Exercise aim
Filter this material down to the lines that hold "liberté", copying each one.

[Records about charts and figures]
* START *

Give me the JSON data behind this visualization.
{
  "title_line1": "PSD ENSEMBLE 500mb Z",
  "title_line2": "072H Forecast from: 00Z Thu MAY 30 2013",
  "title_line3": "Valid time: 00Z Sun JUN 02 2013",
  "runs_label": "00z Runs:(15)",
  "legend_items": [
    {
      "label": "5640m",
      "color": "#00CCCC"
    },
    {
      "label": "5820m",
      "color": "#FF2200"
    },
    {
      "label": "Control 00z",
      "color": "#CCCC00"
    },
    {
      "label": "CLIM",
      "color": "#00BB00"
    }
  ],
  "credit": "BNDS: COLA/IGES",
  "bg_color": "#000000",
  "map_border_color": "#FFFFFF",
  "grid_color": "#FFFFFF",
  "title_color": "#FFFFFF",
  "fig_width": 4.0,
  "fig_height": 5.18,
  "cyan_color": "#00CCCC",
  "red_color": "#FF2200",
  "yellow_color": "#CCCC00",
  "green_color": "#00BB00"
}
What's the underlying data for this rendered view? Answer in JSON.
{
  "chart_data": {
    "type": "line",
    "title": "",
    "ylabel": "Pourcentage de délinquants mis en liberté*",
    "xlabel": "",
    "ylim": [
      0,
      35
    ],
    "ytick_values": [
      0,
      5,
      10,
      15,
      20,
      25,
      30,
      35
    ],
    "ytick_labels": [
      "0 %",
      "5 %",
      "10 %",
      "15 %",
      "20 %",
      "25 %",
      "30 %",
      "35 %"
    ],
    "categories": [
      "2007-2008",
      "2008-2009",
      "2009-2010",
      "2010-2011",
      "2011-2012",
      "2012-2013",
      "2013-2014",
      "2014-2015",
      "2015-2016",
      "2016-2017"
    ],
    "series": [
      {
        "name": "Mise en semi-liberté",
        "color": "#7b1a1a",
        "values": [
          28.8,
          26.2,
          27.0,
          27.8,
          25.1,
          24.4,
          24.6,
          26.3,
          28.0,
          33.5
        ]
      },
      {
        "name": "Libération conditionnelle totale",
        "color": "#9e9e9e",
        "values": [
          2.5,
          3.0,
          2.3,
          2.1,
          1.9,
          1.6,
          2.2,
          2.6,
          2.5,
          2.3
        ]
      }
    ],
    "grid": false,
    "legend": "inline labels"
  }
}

* END *
* START *

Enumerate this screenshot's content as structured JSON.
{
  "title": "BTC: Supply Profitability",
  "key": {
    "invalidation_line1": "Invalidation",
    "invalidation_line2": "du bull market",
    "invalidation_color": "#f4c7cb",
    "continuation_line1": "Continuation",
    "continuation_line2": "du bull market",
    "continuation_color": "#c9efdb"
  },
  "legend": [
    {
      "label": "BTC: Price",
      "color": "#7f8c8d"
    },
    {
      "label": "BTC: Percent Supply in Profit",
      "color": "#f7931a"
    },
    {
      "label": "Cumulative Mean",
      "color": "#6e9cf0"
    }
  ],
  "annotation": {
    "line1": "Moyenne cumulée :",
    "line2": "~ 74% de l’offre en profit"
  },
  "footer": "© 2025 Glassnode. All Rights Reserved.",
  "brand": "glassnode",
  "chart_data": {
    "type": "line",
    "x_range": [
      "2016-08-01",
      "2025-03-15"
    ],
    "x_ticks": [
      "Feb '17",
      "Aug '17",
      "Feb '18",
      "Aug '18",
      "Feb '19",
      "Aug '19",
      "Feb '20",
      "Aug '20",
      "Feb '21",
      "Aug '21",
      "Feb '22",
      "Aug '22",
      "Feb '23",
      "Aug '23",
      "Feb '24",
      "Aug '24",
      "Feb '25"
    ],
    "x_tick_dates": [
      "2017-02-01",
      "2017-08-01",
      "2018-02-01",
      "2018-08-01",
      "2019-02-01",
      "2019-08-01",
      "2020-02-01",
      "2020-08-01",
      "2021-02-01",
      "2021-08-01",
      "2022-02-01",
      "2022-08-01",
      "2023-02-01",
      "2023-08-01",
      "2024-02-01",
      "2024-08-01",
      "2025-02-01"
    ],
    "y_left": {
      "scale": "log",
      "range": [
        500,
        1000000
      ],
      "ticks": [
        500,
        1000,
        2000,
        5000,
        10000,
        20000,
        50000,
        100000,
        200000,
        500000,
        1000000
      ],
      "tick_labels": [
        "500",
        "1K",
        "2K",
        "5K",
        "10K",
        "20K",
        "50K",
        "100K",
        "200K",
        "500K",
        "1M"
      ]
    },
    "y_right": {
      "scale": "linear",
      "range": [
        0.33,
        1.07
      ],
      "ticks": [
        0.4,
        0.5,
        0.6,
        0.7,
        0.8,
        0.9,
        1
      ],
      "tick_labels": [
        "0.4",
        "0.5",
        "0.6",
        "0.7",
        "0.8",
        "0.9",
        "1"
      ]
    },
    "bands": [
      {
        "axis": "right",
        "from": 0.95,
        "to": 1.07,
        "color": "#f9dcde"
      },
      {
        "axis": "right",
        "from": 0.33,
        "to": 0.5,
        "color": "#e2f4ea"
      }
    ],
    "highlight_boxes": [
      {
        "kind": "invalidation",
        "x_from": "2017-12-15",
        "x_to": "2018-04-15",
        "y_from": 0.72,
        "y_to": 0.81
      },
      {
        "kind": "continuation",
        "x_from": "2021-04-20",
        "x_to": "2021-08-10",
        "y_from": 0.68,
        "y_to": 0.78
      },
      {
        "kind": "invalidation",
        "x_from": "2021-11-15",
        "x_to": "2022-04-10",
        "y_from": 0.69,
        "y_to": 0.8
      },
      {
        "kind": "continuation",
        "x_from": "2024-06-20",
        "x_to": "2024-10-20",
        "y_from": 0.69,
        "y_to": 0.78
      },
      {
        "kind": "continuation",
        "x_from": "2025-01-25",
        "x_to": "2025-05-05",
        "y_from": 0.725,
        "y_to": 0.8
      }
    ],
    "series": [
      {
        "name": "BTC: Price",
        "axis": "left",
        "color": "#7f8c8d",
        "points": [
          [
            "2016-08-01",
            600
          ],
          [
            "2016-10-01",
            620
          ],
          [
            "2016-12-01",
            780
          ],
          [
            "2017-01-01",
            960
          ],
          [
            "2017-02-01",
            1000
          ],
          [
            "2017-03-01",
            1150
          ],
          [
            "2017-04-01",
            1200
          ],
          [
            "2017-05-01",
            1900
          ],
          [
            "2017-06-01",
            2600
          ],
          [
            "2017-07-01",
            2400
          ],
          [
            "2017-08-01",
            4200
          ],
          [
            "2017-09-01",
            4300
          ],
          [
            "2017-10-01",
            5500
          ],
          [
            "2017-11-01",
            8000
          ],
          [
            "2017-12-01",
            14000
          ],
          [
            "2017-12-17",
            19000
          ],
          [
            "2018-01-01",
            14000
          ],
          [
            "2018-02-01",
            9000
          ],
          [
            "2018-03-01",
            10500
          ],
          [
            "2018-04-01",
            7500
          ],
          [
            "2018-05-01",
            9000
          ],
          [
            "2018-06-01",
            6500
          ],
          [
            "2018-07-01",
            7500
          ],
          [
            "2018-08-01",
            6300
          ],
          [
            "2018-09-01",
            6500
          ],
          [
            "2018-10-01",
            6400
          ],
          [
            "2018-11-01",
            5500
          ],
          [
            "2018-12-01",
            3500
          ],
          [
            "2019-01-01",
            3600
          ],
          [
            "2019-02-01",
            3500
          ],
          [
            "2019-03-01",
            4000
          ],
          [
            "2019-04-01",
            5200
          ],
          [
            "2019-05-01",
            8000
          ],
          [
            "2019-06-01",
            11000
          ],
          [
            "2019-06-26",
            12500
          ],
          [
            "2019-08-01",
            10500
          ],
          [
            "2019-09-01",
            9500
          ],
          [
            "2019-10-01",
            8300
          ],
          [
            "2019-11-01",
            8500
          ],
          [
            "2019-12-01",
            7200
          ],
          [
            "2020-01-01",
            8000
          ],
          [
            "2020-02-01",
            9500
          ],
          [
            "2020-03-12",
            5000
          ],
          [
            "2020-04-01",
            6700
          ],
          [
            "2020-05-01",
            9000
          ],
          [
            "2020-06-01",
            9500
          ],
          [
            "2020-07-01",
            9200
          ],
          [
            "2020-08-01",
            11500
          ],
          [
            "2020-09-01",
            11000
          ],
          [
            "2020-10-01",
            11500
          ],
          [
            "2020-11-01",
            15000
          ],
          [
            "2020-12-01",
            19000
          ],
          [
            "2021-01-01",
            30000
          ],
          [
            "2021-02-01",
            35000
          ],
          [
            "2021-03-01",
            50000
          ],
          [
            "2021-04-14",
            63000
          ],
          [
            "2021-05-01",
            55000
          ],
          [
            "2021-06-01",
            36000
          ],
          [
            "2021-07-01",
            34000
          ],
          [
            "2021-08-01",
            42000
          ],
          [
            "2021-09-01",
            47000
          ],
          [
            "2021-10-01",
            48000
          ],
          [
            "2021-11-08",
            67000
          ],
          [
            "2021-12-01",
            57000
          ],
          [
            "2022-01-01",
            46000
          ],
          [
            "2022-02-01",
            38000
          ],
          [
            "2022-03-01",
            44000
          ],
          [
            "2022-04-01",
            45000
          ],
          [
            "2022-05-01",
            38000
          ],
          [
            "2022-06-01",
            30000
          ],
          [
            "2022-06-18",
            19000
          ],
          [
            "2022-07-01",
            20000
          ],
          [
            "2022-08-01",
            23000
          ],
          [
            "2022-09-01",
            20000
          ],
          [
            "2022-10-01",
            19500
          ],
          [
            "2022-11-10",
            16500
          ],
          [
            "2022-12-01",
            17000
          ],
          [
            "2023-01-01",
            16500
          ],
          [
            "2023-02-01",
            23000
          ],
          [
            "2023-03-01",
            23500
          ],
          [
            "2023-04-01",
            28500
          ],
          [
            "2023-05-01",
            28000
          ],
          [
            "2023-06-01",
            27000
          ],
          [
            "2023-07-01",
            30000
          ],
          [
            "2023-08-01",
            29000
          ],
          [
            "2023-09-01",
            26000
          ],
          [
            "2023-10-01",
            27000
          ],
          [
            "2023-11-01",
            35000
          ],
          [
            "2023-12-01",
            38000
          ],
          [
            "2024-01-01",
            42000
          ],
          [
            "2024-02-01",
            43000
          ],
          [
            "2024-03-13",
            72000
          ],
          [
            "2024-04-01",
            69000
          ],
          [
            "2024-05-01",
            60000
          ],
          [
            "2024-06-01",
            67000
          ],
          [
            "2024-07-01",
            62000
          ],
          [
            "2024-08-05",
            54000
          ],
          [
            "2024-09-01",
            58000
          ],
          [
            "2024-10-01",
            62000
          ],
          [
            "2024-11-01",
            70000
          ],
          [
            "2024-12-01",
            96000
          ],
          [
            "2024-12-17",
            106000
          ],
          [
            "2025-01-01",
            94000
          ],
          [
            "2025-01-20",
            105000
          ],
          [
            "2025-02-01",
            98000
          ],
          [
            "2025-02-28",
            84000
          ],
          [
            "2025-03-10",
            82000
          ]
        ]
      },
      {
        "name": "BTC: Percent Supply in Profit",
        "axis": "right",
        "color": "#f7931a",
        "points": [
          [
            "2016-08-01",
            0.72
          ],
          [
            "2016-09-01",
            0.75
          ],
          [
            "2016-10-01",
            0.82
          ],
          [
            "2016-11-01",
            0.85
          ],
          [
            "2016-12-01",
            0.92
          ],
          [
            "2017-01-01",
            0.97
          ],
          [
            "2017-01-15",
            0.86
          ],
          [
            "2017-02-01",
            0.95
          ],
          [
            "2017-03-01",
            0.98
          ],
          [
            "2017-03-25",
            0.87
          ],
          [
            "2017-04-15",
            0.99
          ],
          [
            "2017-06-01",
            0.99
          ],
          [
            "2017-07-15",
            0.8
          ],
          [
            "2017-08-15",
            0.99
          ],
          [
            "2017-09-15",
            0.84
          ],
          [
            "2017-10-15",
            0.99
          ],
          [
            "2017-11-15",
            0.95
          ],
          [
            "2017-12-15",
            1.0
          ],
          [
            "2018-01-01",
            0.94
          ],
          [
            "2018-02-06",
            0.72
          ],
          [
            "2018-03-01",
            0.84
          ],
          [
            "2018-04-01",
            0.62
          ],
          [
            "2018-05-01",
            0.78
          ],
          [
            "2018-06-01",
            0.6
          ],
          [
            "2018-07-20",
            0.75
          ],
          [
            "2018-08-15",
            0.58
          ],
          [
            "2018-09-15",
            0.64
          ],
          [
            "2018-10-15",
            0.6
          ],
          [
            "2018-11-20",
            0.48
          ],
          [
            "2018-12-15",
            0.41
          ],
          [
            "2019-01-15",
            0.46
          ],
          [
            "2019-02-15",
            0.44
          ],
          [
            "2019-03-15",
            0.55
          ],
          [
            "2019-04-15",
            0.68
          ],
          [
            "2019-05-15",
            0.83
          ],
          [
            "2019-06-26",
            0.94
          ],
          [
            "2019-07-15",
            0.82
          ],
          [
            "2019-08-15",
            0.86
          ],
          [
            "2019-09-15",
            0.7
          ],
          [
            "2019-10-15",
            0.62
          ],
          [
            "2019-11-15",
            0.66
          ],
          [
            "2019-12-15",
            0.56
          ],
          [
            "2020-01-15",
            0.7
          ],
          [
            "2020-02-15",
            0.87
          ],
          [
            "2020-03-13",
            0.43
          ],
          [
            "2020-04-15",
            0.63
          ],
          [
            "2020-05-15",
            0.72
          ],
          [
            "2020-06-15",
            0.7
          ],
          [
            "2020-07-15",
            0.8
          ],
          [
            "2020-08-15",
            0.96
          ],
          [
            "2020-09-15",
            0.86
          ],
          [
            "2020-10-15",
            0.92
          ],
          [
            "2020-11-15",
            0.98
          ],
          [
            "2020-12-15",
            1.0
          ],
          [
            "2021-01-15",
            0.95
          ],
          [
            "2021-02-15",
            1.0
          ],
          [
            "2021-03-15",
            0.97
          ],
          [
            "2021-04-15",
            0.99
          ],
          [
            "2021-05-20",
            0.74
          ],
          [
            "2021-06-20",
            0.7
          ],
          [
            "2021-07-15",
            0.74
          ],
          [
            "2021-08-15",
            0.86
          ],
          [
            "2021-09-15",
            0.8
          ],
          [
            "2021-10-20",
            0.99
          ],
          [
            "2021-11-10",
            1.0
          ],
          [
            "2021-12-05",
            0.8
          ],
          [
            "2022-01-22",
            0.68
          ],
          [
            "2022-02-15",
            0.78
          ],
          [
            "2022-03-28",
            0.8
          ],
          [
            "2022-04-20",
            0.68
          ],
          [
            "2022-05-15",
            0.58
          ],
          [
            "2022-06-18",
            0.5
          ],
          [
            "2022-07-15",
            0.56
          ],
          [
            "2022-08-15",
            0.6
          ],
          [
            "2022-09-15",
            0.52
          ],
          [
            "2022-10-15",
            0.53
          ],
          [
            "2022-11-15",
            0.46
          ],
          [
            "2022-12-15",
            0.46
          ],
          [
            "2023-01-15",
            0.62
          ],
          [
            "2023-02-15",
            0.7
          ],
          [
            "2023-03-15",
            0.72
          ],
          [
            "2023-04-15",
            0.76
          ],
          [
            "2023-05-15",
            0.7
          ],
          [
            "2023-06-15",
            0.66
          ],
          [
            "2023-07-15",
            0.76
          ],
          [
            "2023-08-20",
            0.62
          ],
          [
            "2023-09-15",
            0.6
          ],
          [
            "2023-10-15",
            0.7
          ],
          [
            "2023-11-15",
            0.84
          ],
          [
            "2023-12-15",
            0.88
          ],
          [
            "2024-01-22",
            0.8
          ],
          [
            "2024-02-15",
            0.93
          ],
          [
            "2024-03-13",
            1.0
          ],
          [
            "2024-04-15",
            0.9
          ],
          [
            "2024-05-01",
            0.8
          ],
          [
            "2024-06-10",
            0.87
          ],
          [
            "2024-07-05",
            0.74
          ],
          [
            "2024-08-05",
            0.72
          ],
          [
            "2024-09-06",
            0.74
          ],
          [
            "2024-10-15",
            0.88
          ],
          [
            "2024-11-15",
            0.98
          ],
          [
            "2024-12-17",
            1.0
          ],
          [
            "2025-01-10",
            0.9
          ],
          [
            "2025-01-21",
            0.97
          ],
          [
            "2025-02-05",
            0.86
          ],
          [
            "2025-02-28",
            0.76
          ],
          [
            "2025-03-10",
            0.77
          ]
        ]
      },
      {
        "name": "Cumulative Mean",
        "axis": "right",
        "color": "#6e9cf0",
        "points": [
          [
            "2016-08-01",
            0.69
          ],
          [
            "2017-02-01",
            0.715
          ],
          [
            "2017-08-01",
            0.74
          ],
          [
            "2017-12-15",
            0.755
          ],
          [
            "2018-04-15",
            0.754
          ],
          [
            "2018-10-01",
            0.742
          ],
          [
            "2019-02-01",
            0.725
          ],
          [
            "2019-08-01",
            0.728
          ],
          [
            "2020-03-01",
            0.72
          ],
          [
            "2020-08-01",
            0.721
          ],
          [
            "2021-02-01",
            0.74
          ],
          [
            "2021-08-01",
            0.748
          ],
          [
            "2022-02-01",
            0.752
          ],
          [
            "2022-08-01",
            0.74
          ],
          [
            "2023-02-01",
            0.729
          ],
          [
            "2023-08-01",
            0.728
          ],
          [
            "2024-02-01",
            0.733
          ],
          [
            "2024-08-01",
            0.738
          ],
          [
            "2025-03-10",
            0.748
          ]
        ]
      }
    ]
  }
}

* END *

Solved exercise
    "ylabel": "Pourcentage de délinquants mis en liberté*",
        "name": "Mise en semi-liberté",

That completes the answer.